--- begin ---
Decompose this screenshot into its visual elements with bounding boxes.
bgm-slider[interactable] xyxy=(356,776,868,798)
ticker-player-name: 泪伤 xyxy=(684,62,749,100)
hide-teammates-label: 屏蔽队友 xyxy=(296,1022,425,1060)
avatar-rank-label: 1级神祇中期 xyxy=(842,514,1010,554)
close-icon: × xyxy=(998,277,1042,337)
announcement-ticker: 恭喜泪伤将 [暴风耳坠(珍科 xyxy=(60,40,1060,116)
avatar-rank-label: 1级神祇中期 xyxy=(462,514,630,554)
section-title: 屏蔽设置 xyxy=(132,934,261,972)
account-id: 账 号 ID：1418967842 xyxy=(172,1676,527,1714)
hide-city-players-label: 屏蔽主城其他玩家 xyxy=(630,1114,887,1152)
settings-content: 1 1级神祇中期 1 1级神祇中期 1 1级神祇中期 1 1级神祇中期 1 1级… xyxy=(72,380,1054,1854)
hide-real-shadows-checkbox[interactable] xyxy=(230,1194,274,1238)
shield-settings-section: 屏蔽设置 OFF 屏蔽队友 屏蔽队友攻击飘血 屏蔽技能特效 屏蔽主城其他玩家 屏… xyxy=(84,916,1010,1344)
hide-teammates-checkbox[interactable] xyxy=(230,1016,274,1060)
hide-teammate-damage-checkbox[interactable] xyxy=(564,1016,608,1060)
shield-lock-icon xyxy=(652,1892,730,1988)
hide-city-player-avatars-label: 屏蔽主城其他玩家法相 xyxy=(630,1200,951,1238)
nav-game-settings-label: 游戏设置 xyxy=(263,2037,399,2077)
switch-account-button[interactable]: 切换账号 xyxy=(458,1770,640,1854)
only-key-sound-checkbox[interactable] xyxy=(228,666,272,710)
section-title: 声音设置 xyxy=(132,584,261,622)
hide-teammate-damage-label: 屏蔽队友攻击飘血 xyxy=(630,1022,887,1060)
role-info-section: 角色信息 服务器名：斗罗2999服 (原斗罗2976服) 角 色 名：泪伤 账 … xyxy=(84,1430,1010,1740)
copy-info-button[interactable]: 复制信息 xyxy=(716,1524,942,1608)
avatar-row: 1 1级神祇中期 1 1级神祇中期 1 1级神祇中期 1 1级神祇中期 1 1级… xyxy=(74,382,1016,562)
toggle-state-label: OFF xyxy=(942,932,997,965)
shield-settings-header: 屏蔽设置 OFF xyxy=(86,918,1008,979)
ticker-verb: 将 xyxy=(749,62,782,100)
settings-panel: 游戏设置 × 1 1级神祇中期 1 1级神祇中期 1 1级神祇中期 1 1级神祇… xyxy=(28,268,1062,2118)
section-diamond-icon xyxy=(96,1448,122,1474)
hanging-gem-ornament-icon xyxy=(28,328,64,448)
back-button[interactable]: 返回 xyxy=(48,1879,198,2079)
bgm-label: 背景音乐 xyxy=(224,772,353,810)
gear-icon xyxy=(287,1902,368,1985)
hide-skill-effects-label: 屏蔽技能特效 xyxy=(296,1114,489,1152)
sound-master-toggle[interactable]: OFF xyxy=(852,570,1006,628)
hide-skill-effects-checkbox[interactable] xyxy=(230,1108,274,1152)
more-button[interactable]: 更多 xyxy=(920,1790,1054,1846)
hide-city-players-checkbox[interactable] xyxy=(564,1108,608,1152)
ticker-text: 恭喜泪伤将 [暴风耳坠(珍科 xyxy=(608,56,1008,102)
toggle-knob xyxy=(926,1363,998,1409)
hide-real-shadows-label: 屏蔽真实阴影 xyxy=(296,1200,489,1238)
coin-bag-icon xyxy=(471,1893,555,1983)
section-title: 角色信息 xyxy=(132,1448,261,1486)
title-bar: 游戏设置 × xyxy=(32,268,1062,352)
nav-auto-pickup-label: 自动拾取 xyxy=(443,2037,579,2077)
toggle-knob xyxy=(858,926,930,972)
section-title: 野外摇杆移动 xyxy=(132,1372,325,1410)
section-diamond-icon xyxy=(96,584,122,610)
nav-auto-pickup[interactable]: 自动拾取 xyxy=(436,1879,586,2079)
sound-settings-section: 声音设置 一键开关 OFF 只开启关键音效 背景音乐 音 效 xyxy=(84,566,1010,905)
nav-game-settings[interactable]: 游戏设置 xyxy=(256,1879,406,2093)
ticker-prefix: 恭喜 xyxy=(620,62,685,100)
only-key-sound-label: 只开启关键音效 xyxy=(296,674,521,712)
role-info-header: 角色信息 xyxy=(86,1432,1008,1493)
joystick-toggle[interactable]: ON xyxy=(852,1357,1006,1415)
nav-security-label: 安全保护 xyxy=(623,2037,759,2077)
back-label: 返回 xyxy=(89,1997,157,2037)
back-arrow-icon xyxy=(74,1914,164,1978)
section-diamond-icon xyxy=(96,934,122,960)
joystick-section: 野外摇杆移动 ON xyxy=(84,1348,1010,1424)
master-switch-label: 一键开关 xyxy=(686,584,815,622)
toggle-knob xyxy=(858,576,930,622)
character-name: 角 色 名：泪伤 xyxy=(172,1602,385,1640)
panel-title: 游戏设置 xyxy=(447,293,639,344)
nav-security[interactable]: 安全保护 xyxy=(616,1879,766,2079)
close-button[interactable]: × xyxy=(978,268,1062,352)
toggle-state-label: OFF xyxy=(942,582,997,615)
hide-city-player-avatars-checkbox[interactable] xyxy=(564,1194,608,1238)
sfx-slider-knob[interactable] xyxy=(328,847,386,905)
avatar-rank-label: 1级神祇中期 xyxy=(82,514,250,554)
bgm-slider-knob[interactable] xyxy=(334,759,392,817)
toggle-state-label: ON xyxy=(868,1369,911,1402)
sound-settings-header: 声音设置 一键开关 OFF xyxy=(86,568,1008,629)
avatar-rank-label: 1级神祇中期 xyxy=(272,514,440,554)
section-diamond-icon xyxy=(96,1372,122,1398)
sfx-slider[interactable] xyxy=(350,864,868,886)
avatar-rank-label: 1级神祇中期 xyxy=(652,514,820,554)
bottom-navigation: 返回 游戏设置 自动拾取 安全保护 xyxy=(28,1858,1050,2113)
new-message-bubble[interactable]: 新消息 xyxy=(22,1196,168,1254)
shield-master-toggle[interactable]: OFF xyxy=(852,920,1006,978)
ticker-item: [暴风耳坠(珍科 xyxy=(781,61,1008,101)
--- end ---
Reproduce the entries above line for line, with no changes.

[EXPECTED ANSWER]
Decompose this screenshot into its visual elements with bounding boxes.
bgm-slider[interactable] xyxy=(356,776,868,798)
ticker-player-name: 泪伤 xyxy=(684,62,749,100)
hide-teammates-label: 屏蔽队友 xyxy=(296,1022,425,1060)
avatar-rank-label: 1级神祇中期 xyxy=(842,514,1010,554)
close-icon: × xyxy=(998,277,1042,337)
announcement-ticker: 恭喜泪伤将 [暴风耳坠(珍科 xyxy=(60,40,1060,116)
avatar-rank-label: 1级神祇中期 xyxy=(462,514,630,554)
section-title: 屏蔽设置 xyxy=(132,934,261,972)
account-id: 账 号 ID：1418967842 xyxy=(172,1676,527,1714)
hide-city-players-label: 屏蔽主城其他玩家 xyxy=(630,1114,887,1152)
settings-content: 1 1级神祇中期 1 1级神祇中期 1 1级神祇中期 1 1级神祇中期 1 1级… xyxy=(72,380,1054,1854)
hide-real-shadows-checkbox[interactable] xyxy=(230,1194,274,1238)
shield-settings-section: 屏蔽设置 OFF 屏蔽队友 屏蔽队友攻击飘血 屏蔽技能特效 屏蔽主城其他玩家 屏… xyxy=(84,916,1010,1344)
hide-teammates-checkbox[interactable] xyxy=(230,1016,274,1060)
hide-teammate-damage-checkbox[interactable] xyxy=(564,1016,608,1060)
shield-lock-icon xyxy=(652,1892,730,1988)
hide-city-player-avatars-label: 屏蔽主城其他玩家法相 xyxy=(630,1200,951,1238)
nav-game-settings-label: 游戏设置 xyxy=(263,2037,399,2077)
switch-account-button[interactable]: 切换账号 xyxy=(458,1770,640,1854)
only-key-sound-checkbox[interactable] xyxy=(228,666,272,710)
section-title: 声音设置 xyxy=(132,584,261,622)
hide-teammate-damage-label: 屏蔽队友攻击飘血 xyxy=(630,1022,887,1060)
role-info-section: 角色信息 服务器名：斗罗2999服 (原斗罗2976服) 角 色 名：泪伤 账 … xyxy=(84,1430,1010,1740)
copy-info-button[interactable]: 复制信息 xyxy=(716,1524,942,1608)
avatar-row: 1 1级神祇中期 1 1级神祇中期 1 1级神祇中期 1 1级神祇中期 1 1级… xyxy=(74,382,1016,562)
toggle-state-label: OFF xyxy=(942,932,997,965)
shield-settings-header: 屏蔽设置 OFF xyxy=(86,918,1008,979)
ticker-verb: 将 xyxy=(749,62,782,100)
settings-panel: 游戏设置 × 1 1级神祇中期 1 1级神祇中期 1 1级神祇中期 1 1级神祇… xyxy=(28,268,1062,2118)
section-diamond-icon xyxy=(96,1448,122,1474)
hanging-gem-ornament-icon xyxy=(28,328,64,448)
back-button[interactable]: 返回 xyxy=(48,1879,198,2079)
bgm-label: 背景音乐 xyxy=(224,772,353,810)
gear-icon xyxy=(287,1902,368,1985)
hide-skill-effects-label: 屏蔽技能特效 xyxy=(296,1114,489,1152)
sound-master-toggle[interactable]: OFF xyxy=(852,570,1006,628)
hide-skill-effects-checkbox[interactable] xyxy=(230,1108,274,1152)
more-button[interactable]: 更多 xyxy=(920,1790,1054,1846)
hide-city-players-checkbox[interactable] xyxy=(564,1108,608,1152)
ticker-text: 恭喜泪伤将 [暴风耳坠(珍科 xyxy=(608,56,1008,102)
toggle-knob xyxy=(926,1363,998,1409)
hide-real-shadows-label: 屏蔽真实阴影 xyxy=(296,1200,489,1238)
coin-bag-icon xyxy=(471,1893,555,1983)
section-title: 角色信息 xyxy=(132,1448,261,1486)
title-bar: 游戏设置 × xyxy=(32,268,1062,352)
nav-auto-pickup-label: 自动拾取 xyxy=(443,2037,579,2077)
toggle-knob xyxy=(858,926,930,972)
section-title: 野外摇杆移动 xyxy=(132,1372,325,1410)
section-diamond-icon xyxy=(96,584,122,610)
nav-auto-pickup[interactable]: 自动拾取 xyxy=(436,1879,586,2079)
sound-settings-section: 声音设置 一键开关 OFF 只开启关键音效 背景音乐 音 效 xyxy=(84,566,1010,905)
nav-game-settings[interactable]: 游戏设置 xyxy=(256,1879,406,2093)
ticker-prefix: 恭喜 xyxy=(620,62,685,100)
only-key-sound-label: 只开启关键音效 xyxy=(296,674,521,712)
role-info-header: 角色信息 xyxy=(86,1432,1008,1493)
joystick-toggle[interactable]: ON xyxy=(852,1357,1006,1415)
nav-security-label: 安全保护 xyxy=(623,2037,759,2077)
back-label: 返回 xyxy=(89,1997,157,2037)
back-arrow-icon xyxy=(74,1914,164,1978)
section-diamond-icon xyxy=(96,934,122,960)
joystick-section: 野外摇杆移动 ON xyxy=(84,1348,1010,1424)
master-switch-label: 一键开关 xyxy=(686,584,815,622)
toggle-knob xyxy=(858,576,930,622)
character-name: 角 色 名：泪伤 xyxy=(172,1602,385,1640)
panel-title: 游戏设置 xyxy=(447,293,639,344)
nav-security[interactable]: 安全保护 xyxy=(616,1879,766,2079)
close-button[interactable]: × xyxy=(978,268,1062,352)
toggle-state-label: OFF xyxy=(942,582,997,615)
hide-city-player-avatars-checkbox[interactable] xyxy=(564,1194,608,1238)
sfx-slider-knob[interactable] xyxy=(328,847,386,905)
avatar-rank-label: 1级神祇中期 xyxy=(82,514,250,554)
bgm-slider-knob[interactable] xyxy=(334,759,392,817)
toggle-state-label: ON xyxy=(868,1369,911,1402)
sound-settings-header: 声音设置 一键开关 OFF xyxy=(86,568,1008,629)
avatar-rank-label: 1级神祇中期 xyxy=(272,514,440,554)
section-diamond-icon xyxy=(96,1372,122,1398)
sfx-slider[interactable] xyxy=(350,864,868,886)
avatar-rank-label: 1级神祇中期 xyxy=(652,514,820,554)
bottom-navigation: 返回 游戏设置 自动拾取 安全保护 xyxy=(28,1858,1050,2113)
new-message-bubble[interactable]: 新消息 xyxy=(22,1196,168,1254)
shield-master-toggle[interactable]: OFF xyxy=(852,920,1006,978)
ticker-item: [暴风耳坠(珍科 xyxy=(781,61,1008,101)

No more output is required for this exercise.